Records
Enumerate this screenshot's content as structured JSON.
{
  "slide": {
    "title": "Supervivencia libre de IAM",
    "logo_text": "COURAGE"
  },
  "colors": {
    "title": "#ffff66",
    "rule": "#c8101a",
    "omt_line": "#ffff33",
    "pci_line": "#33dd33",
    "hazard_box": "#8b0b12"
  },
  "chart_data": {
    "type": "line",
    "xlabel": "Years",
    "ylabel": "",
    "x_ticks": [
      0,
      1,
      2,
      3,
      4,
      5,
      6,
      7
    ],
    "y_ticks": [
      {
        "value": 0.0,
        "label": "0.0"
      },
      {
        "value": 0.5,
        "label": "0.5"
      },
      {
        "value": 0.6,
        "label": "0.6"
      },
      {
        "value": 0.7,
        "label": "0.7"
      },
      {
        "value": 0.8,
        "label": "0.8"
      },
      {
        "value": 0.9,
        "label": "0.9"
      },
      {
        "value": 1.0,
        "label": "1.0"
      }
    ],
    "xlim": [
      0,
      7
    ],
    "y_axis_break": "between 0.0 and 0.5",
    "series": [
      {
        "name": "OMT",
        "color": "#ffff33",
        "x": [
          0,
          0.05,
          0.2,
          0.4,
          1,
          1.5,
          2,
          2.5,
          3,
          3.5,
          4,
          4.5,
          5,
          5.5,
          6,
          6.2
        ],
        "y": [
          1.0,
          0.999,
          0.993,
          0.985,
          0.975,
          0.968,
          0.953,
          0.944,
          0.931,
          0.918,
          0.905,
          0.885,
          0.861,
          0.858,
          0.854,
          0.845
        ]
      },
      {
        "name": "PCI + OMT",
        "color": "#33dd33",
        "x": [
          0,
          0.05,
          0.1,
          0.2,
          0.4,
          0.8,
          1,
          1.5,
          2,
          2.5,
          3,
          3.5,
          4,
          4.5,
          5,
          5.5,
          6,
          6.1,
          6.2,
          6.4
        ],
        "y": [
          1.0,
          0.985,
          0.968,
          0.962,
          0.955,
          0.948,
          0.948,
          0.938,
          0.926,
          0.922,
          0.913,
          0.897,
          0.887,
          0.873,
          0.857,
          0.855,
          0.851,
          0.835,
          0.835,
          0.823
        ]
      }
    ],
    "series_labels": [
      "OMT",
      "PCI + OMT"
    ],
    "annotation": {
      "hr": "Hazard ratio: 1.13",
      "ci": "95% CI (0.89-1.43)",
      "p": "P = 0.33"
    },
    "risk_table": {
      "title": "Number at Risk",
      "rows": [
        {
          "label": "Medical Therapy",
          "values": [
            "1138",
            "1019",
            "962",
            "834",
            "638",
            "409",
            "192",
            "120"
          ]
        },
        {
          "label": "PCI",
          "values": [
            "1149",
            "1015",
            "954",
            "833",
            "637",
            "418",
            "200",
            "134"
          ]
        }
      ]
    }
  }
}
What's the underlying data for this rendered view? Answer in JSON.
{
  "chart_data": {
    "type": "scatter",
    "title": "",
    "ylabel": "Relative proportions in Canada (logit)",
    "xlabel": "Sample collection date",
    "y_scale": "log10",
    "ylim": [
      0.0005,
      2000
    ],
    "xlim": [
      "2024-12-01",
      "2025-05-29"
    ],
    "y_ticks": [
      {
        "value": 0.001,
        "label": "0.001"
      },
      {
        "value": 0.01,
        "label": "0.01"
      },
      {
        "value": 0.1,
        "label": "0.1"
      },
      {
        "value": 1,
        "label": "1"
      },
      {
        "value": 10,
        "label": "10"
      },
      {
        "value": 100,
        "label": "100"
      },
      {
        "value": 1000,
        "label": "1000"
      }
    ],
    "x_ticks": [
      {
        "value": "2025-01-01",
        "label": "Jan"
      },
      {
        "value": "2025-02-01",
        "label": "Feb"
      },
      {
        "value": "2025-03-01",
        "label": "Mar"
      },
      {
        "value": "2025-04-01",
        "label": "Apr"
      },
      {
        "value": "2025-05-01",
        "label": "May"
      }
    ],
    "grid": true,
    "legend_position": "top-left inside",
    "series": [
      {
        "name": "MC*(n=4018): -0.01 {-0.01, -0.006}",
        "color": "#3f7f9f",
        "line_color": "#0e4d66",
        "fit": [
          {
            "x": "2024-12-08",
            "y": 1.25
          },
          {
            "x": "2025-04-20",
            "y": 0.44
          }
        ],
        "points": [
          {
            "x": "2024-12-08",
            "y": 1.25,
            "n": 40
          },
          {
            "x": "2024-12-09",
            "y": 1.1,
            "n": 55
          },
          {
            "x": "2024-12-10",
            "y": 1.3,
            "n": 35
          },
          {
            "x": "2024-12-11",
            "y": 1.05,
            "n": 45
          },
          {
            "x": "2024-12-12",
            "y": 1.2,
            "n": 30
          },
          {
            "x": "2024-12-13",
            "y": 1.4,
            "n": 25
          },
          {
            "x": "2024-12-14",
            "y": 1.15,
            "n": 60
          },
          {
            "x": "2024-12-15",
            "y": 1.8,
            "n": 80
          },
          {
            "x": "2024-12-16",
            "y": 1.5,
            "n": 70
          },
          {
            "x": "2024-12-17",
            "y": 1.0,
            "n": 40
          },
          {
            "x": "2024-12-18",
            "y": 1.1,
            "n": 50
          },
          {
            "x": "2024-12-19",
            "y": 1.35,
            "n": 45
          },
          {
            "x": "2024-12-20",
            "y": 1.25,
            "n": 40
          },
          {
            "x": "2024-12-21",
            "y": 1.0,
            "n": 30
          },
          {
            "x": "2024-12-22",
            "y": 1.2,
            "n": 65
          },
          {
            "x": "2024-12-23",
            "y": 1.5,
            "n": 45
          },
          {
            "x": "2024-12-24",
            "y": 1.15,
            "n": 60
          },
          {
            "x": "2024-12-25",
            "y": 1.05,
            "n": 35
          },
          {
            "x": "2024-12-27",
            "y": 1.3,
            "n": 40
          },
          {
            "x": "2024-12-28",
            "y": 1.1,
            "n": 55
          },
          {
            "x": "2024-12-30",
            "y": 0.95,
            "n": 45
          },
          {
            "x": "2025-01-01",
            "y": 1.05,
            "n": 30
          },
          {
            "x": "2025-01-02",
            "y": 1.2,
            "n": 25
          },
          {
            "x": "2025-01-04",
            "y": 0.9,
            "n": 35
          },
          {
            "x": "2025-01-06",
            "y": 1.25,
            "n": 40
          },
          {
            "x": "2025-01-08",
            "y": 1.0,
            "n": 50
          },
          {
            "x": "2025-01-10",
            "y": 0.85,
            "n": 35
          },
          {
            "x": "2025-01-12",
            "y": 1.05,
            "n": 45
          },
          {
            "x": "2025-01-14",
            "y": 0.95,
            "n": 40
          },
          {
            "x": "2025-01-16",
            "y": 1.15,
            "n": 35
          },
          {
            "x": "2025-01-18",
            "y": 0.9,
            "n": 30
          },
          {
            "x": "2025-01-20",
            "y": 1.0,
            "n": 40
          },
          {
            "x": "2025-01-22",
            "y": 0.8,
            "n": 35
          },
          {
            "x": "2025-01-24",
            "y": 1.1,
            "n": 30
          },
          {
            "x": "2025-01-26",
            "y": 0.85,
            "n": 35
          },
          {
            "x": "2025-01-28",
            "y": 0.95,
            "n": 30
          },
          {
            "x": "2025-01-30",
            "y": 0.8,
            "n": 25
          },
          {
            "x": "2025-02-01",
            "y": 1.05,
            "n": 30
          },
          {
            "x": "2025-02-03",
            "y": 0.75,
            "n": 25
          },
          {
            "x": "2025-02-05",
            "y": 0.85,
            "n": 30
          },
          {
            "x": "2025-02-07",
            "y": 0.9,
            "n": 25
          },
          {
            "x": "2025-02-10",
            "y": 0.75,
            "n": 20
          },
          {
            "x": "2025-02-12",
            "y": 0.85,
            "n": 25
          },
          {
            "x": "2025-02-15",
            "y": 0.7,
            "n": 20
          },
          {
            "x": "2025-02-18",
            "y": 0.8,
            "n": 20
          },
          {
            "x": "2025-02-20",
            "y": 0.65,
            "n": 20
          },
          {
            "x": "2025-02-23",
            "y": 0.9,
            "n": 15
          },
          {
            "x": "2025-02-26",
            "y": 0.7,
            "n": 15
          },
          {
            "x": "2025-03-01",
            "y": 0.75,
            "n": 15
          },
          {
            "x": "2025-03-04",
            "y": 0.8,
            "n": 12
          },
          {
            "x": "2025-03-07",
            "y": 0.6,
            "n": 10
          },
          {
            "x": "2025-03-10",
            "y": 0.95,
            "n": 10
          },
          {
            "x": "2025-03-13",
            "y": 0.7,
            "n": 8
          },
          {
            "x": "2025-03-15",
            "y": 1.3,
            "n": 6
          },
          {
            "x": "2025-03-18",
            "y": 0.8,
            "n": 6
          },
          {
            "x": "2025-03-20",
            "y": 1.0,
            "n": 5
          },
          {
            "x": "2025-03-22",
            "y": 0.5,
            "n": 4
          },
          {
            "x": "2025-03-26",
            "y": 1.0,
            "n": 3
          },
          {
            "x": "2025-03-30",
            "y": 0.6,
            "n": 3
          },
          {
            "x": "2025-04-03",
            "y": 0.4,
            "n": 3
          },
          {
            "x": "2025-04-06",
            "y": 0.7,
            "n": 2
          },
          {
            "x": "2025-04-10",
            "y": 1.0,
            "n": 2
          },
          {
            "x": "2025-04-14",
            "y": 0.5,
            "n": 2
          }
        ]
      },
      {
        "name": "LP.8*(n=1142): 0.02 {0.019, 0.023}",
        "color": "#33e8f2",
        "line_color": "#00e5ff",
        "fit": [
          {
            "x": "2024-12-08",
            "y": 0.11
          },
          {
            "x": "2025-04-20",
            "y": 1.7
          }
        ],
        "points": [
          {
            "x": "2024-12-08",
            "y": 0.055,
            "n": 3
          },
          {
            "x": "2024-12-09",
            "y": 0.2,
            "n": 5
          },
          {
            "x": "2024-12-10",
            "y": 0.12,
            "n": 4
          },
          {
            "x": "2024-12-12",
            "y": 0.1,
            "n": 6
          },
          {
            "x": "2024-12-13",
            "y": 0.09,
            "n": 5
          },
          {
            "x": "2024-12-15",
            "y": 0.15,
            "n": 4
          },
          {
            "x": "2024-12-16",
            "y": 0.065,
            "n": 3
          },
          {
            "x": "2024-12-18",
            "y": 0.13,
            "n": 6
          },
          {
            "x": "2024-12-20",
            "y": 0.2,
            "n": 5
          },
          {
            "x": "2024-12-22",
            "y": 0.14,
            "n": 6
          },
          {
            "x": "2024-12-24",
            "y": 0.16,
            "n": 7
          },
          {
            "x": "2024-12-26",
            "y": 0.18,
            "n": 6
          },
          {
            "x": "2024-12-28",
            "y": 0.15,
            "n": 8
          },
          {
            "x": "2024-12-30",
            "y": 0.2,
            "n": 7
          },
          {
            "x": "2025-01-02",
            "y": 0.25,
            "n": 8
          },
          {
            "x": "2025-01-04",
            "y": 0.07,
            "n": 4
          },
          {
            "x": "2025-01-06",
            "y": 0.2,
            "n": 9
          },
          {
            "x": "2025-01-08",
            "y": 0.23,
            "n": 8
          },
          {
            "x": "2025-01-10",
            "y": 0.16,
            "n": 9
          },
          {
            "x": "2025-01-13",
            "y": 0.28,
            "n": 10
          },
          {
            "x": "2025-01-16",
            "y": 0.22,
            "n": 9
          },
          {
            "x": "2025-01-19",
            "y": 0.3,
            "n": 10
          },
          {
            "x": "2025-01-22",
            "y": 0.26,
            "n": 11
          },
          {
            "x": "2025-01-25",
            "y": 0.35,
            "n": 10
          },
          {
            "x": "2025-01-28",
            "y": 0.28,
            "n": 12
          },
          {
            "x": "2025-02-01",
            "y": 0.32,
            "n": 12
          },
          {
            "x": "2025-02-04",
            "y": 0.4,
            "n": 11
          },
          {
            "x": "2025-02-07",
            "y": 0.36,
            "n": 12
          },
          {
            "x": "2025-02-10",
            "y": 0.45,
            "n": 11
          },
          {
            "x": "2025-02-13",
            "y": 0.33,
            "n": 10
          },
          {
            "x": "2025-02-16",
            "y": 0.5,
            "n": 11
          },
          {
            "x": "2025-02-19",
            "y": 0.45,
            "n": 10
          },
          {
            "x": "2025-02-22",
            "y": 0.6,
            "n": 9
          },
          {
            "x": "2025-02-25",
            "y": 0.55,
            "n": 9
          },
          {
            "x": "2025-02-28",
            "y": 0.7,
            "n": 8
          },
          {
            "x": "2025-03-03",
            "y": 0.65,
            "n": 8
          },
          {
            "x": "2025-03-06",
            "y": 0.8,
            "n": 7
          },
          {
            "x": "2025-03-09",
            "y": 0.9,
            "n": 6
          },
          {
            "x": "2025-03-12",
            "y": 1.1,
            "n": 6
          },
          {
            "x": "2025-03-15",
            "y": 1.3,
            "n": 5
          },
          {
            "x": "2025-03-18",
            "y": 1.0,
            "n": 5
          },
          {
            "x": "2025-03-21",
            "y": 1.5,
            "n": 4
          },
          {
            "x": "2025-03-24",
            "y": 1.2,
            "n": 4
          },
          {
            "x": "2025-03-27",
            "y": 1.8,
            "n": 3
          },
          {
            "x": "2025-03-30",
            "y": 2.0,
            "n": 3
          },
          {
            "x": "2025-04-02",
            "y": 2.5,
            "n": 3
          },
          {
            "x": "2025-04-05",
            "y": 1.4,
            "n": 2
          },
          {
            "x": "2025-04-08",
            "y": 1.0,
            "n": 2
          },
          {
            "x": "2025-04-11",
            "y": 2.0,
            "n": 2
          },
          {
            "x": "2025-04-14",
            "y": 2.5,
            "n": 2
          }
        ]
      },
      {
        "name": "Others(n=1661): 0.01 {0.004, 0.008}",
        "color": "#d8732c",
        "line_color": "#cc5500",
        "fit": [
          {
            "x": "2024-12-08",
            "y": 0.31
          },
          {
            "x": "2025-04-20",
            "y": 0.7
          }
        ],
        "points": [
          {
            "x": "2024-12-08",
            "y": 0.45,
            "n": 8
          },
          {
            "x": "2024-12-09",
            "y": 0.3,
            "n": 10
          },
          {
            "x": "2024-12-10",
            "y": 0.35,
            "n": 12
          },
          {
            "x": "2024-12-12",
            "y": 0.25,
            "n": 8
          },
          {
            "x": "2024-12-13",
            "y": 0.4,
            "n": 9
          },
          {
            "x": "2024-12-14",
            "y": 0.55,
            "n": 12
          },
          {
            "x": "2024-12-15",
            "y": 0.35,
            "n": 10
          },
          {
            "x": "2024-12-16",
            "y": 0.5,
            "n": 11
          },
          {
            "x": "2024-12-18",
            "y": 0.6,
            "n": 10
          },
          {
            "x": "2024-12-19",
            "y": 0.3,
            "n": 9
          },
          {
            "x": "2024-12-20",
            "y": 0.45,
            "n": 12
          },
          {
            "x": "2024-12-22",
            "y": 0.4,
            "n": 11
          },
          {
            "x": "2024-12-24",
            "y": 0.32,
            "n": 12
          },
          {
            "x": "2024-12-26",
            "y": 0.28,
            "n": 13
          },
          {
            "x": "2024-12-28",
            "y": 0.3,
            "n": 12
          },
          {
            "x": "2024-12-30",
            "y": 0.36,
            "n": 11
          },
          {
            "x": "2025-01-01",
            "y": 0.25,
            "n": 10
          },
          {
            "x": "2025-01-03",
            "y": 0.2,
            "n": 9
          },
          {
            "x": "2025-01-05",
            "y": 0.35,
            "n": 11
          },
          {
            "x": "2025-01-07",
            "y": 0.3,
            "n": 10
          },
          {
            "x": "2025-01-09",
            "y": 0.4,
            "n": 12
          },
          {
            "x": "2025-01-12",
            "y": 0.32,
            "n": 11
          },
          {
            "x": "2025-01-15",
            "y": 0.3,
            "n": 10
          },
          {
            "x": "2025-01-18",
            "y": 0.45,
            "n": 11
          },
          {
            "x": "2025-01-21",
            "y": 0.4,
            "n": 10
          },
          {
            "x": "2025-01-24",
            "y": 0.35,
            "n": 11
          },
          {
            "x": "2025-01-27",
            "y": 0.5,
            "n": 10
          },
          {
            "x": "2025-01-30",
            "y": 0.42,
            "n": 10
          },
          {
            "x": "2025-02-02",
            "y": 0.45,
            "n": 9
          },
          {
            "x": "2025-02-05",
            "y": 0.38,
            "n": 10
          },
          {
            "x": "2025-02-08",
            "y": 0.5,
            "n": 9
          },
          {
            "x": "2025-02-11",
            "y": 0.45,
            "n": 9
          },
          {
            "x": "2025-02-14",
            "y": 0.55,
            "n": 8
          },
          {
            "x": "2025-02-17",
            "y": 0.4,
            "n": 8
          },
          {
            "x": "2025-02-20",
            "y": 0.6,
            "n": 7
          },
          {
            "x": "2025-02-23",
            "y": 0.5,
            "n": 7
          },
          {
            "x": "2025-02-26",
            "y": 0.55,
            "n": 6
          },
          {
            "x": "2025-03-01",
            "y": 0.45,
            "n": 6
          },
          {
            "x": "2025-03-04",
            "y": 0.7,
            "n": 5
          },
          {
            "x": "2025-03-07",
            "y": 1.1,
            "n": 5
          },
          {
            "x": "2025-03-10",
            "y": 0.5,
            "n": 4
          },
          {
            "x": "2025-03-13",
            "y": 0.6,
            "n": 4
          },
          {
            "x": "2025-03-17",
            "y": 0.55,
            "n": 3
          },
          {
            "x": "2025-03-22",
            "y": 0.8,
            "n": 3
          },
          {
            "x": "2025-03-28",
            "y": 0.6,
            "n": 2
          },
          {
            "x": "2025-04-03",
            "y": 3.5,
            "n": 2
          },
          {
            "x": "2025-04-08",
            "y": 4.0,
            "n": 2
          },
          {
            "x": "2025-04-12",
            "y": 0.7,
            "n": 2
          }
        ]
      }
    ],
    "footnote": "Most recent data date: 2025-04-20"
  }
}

WHAT IS ASKED>
Say the number of lines in the listing that hold "xlabel", with no added words.

FULL ANSWER>
2